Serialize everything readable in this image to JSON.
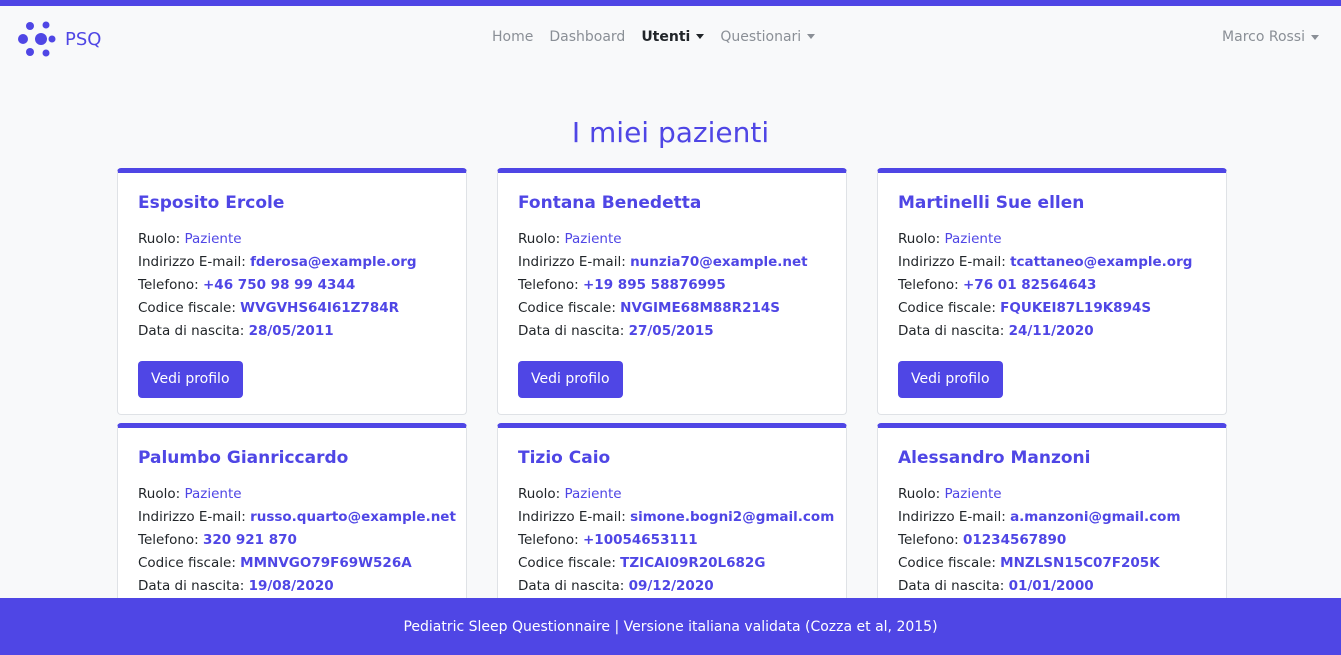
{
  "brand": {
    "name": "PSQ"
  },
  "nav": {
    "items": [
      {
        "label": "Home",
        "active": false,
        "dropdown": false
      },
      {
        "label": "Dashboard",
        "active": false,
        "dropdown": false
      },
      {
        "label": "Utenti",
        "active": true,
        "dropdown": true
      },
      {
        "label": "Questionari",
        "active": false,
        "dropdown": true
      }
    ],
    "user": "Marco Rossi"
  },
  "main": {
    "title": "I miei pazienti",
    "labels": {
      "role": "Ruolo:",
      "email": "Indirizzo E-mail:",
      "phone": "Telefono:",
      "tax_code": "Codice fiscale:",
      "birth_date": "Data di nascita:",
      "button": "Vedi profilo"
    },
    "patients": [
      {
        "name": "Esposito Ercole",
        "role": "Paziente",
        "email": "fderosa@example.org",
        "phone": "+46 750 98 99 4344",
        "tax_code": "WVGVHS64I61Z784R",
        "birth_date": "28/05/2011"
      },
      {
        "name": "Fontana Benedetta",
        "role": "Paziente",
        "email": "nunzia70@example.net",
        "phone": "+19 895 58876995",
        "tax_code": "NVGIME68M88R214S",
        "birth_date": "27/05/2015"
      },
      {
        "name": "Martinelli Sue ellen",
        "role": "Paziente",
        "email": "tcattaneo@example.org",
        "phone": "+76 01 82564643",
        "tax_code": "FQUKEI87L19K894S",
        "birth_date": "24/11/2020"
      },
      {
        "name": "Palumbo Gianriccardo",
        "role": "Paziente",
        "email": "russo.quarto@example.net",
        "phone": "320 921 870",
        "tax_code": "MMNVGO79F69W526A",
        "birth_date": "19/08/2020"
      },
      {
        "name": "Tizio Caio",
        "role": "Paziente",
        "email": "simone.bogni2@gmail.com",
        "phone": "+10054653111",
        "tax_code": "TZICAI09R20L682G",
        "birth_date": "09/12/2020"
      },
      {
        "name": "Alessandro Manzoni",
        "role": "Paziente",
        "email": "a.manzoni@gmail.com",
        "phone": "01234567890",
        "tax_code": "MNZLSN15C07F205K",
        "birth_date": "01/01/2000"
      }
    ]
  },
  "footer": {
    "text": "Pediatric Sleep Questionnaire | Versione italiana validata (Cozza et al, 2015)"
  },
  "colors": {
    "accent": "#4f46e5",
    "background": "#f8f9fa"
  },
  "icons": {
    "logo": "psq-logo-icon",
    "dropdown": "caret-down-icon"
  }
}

◆ ◆ ◆ ◆ ◆

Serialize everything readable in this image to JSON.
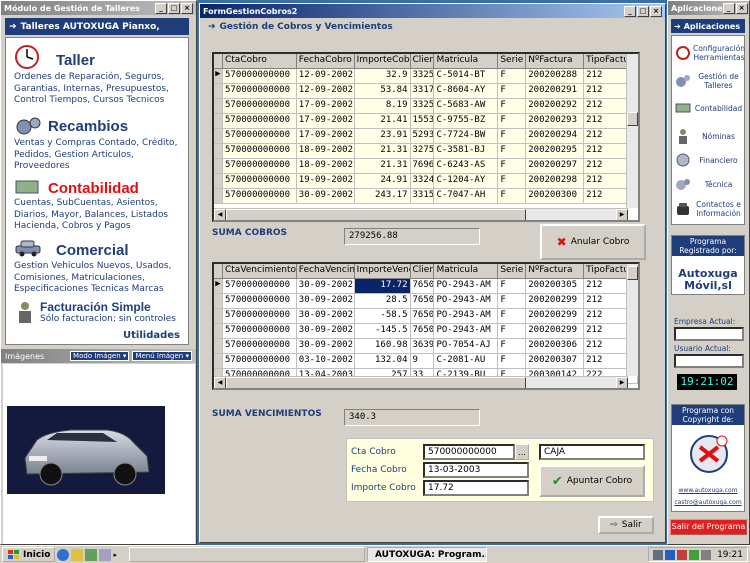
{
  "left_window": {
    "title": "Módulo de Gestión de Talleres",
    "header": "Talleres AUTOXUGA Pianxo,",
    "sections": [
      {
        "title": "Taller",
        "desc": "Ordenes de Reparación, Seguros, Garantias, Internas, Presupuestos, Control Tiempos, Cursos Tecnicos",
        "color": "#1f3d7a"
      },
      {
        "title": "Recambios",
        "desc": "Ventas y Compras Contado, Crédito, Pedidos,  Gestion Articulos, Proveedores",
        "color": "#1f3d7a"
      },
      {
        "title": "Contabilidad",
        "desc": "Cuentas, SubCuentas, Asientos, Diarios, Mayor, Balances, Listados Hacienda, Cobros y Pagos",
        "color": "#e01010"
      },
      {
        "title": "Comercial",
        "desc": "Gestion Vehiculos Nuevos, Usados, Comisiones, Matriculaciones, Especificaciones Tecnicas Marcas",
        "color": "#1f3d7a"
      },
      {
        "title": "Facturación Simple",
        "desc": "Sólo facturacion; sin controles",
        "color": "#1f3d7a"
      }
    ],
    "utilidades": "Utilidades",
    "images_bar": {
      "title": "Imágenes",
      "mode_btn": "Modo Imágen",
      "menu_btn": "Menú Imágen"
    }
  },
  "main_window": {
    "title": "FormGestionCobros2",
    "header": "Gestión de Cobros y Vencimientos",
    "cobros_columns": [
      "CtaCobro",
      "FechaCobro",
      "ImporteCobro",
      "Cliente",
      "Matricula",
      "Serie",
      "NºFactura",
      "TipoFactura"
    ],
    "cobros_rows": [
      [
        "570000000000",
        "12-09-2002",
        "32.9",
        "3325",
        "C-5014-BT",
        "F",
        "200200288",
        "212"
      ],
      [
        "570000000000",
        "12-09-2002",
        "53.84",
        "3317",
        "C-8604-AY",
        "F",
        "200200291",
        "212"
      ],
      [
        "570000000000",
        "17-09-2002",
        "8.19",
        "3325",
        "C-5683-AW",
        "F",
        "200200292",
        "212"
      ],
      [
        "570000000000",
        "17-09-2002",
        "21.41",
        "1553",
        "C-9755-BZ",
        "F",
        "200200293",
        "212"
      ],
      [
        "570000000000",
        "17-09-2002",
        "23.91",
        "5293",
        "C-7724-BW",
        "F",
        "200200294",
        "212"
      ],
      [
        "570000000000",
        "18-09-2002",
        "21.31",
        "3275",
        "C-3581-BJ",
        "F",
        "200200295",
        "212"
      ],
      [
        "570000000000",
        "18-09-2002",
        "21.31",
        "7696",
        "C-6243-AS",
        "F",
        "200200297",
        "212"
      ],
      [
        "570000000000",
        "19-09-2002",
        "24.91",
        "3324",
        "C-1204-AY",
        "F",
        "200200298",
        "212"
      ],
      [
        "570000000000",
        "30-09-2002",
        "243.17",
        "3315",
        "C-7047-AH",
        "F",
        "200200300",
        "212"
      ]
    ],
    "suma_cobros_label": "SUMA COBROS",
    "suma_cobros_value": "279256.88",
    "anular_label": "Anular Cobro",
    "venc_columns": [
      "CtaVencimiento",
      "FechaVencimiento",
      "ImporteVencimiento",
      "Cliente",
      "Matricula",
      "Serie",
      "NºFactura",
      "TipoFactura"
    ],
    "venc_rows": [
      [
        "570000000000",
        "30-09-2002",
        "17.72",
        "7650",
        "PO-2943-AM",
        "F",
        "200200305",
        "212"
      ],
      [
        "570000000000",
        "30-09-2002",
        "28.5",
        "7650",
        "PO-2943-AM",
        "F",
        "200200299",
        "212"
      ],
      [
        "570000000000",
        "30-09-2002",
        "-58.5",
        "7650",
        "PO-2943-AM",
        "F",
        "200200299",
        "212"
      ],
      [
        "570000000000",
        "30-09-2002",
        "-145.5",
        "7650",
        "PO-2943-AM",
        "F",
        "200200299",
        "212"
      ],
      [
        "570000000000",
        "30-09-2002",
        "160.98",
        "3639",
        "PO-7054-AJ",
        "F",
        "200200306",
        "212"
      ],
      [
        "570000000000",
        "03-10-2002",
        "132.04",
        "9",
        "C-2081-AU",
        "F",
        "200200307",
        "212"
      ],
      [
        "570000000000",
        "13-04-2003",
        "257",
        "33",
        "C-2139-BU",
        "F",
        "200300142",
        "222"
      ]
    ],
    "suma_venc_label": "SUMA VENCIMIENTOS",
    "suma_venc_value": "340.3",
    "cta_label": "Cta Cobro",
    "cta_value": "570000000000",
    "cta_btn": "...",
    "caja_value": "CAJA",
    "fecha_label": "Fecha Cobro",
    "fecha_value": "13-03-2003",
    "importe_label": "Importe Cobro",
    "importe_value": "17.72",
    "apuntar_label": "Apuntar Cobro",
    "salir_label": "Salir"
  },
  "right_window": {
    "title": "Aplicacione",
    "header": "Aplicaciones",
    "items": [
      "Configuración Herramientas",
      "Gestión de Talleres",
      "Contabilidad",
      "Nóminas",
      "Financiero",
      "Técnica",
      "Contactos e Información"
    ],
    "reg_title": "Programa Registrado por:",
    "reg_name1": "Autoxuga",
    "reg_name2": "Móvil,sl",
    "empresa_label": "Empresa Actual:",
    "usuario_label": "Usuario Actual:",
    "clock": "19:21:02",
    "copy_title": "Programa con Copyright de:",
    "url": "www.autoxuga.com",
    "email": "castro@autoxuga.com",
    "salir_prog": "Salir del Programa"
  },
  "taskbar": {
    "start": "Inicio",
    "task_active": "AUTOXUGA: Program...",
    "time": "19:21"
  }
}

◆ ◆ ◆ ◆ ◆

What is required
The exercise is to copy out every line above that has the word "desc" in it.

Answer space
        "desc": "Ordenes de Reparación, Seguros, Garantias, Internas, Presupuestos, Control Tiempos, Cursos Tecnicos",
        "desc": "Ventas y Compras Contado, Crédito, Pedidos,  Gestion Articulos, Proveedores",
        "desc": "Cuentas, SubCuentas, Asientos, Diarios, Mayor, Balances, Listados Hacienda, Cobros y Pagos",
        "desc": "Gestion Vehiculos Nuevos, Usados, Comisiones, Matriculaciones, Especificaciones Tecnicas Marcas",
        "desc": "Sólo facturacion; sin controles",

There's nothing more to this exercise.